* _Required task_:
Restate all of the entries exactly, dropping any pictures they hold.

A run of records:
···

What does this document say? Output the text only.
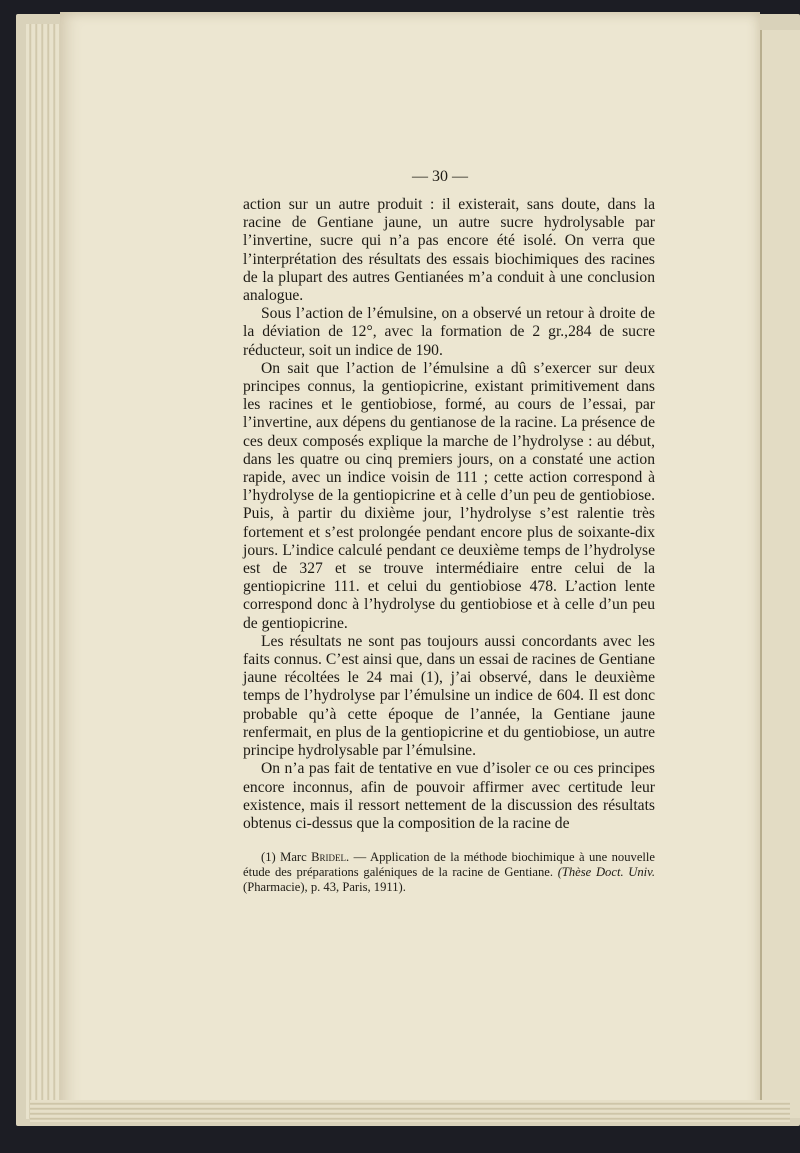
— 30 —

action sur un autre produit : il existerait, sans doute, dans la racine de Gentiane jaune, un autre sucre hydrolysable par l’invertine, sucre qui n’a pas encore été isolé. On verra que l’interprétation des résultats des essais biochimiques des racines de la plupart des autres Gentianées m’a conduit à une conclusion analogue.

Sous l’action de l’émulsine, on a observé un retour à droite de la déviation de 12°, avec la formation de 2 gr.,284 de sucre réducteur, soit un indice de 190.

On sait que l’action de l’émulsine a dû s’exercer sur deux principes connus, la gentiopicrine, existant primitivement dans les racines et le gentiobiose, formé, au cours de l’essai, par l’invertine, aux dépens du gentianose de la racine. La présence de ces deux composés explique la marche de l’hydrolyse : au début, dans les quatre ou cinq premiers jours, on a constaté une action rapide, avec un indice voisin de 111 ; cette action correspond à l’hydrolyse de la gentiopicrine et à celle d’un peu de gentiobiose. Puis, à partir du dixième jour, l’hydrolyse s’est ralentie très fortement et s’est prolongée pendant encore plus de soixante-dix jours. L’indice calculé pendant ce deuxième temps de l’hydrolyse est de 327 et se trouve intermédiaire entre celui de la gentiopicrine 111. et celui du gentiobiose 478. L’action lente correspond donc à l’hydrolyse du gentiobiose et à celle d’un peu de gentiopicrine.

Les résultats ne sont pas toujours aussi concordants avec les faits connus. C’est ainsi que, dans un essai de racines de Gentiane jaune récoltées le 24 mai (1), j’ai observé, dans le deuxième temps de l’hydrolyse par l’émulsine un indice de 604. Il est donc probable qu’à cette époque de l’année, la Gentiane jaune renfermait, en plus de la gentiopicrine et du gentiobiose, un autre principe hydrolysable par l’émulsine.

On n’a pas fait de tentative en vue d’isoler ce ou ces principes encore inconnus, afin de pouvoir affirmer avec certitude leur existence, mais il ressort nettement de la discussion des résultats obtenus ci-dessus que la composition de la racine de

(1) Marc Bridel. — Application de la méthode biochimique à une nouvelle étude des préparations galéniques de la racine de Gentiane. (Thèse Doct. Univ. (Pharmacie), p. 43, Paris, 1911).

···

* _Final answer_:
What does this document say? Output the text only.
— 30 —

action sur un autre produit : il existerait, sans doute, dans la racine de Gentiane jaune, un autre sucre hydrolysable par l’invertine, sucre qui n’a pas encore été isolé. On verra que l’interprétation des résultats des essais biochimiques des racines de la plupart des autres Gentianées m’a conduit à une conclusion analogue.

Sous l’action de l’émulsine, on a observé un retour à droite de la déviation de 12°, avec la formation de 2 gr.,284 de sucre réducteur, soit un indice de 190.

On sait que l’action de l’émulsine a dû s’exercer sur deux principes connus, la gentiopicrine, existant primitivement dans les racines et le gentiobiose, formé, au cours de l’essai, par l’invertine, aux dépens du gentianose de la racine. La présence de ces deux composés explique la marche de l’hydrolyse : au début, dans les quatre ou cinq premiers jours, on a constaté une action rapide, avec un indice voisin de 111 ; cette action correspond à l’hydrolyse de la gentiopicrine et à celle d’un peu de gentiobiose. Puis, à partir du dixième jour, l’hydrolyse s’est ralentie très fortement et s’est prolongée pendant encore plus de soixante-dix jours. L’indice calculé pendant ce deuxième temps de l’hydrolyse est de 327 et se trouve intermédiaire entre celui de la gentiopicrine 111. et celui du gentiobiose 478. L’action lente correspond donc à l’hydrolyse du gentiobiose et à celle d’un peu de gentiopicrine.

Les résultats ne sont pas toujours aussi concordants avec les faits connus. C’est ainsi que, dans un essai de racines de Gentiane jaune récoltées le 24 mai (1), j’ai observé, dans le deuxième temps de l’hydrolyse par l’émulsine un indice de 604. Il est donc probable qu’à cette époque de l’année, la Gentiane jaune renfermait, en plus de la gentiopicrine et du gentiobiose, un autre principe hydrolysable par l’émulsine.

On n’a pas fait de tentative en vue d’isoler ce ou ces principes encore inconnus, afin de pouvoir affirmer avec certitude leur existence, mais il ressort nettement de la discussion des résultats obtenus ci-dessus que la composition de la racine de

(1) Marc Bridel. — Application de la méthode biochimique à une nouvelle étude des préparations galéniques de la racine de Gentiane. (Thèse Doct. Univ. (Pharmacie), p. 43, Paris, 1911).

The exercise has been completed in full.